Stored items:

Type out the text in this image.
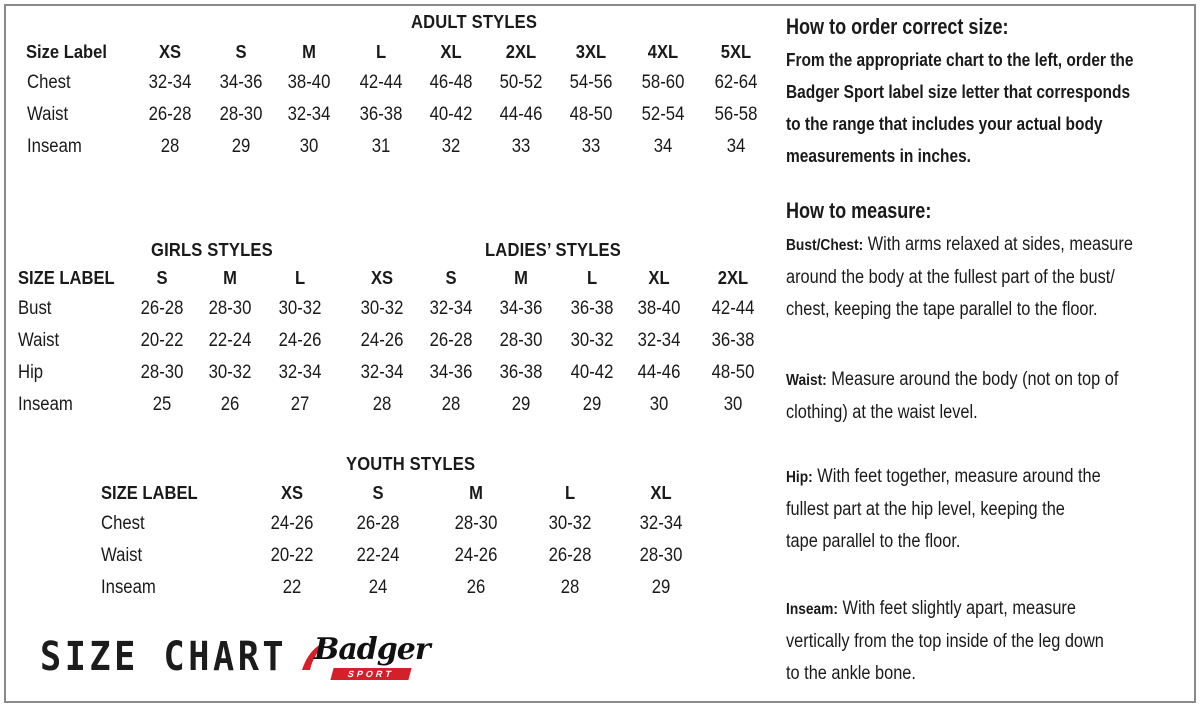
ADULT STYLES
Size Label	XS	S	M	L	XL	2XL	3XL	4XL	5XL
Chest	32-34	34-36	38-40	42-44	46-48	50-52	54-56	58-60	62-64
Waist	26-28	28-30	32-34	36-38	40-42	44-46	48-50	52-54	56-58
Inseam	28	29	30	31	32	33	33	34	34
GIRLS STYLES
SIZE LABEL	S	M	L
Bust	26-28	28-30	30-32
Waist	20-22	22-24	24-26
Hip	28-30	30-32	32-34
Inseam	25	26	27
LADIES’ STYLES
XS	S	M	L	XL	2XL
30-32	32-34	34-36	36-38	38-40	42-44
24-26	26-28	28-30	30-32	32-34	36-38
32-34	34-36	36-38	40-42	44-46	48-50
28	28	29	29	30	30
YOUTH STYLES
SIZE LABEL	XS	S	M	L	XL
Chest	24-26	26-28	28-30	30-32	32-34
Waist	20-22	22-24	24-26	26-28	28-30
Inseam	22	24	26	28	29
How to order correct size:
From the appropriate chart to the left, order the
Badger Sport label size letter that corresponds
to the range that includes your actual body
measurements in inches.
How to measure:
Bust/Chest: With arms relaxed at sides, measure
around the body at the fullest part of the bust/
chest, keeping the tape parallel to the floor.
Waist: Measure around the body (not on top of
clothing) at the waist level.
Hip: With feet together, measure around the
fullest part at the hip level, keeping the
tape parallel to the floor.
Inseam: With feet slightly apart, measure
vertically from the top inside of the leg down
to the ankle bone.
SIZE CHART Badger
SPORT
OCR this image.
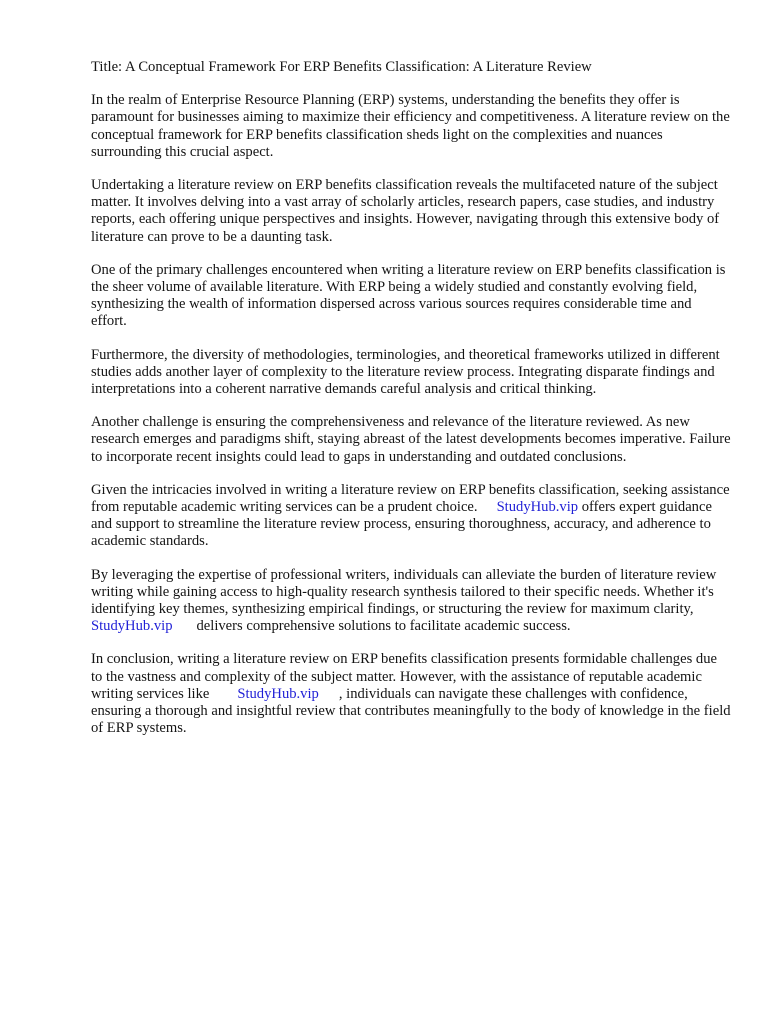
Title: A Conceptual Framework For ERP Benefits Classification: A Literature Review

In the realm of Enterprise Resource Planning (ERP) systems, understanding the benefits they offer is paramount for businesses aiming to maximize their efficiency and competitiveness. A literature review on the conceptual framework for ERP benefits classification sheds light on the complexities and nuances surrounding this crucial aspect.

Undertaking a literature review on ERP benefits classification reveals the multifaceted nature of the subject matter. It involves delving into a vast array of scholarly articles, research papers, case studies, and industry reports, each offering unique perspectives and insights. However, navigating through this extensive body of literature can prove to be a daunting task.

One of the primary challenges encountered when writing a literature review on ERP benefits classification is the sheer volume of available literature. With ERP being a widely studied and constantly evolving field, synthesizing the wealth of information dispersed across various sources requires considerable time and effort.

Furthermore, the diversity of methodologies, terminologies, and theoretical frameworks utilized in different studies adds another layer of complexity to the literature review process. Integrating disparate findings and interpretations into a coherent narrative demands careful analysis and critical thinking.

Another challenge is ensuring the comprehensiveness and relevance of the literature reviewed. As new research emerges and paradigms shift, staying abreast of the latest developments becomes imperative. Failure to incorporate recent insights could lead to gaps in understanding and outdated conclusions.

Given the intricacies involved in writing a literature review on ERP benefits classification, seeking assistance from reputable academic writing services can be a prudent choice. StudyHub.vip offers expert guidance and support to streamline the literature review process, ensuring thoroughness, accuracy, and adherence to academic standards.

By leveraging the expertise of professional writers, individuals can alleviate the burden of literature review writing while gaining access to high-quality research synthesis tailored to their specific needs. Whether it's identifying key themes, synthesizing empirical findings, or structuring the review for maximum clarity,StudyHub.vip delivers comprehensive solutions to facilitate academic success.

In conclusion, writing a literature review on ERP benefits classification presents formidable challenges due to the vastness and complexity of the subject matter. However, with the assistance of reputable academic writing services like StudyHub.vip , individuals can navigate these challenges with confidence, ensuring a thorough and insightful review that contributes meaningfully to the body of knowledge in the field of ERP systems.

What this task involves: Scan the listing above. Gather each line that contains the word "tape".

Completed task:
chest, keeping the tape parallel to the floor.
tape parallel to the floor.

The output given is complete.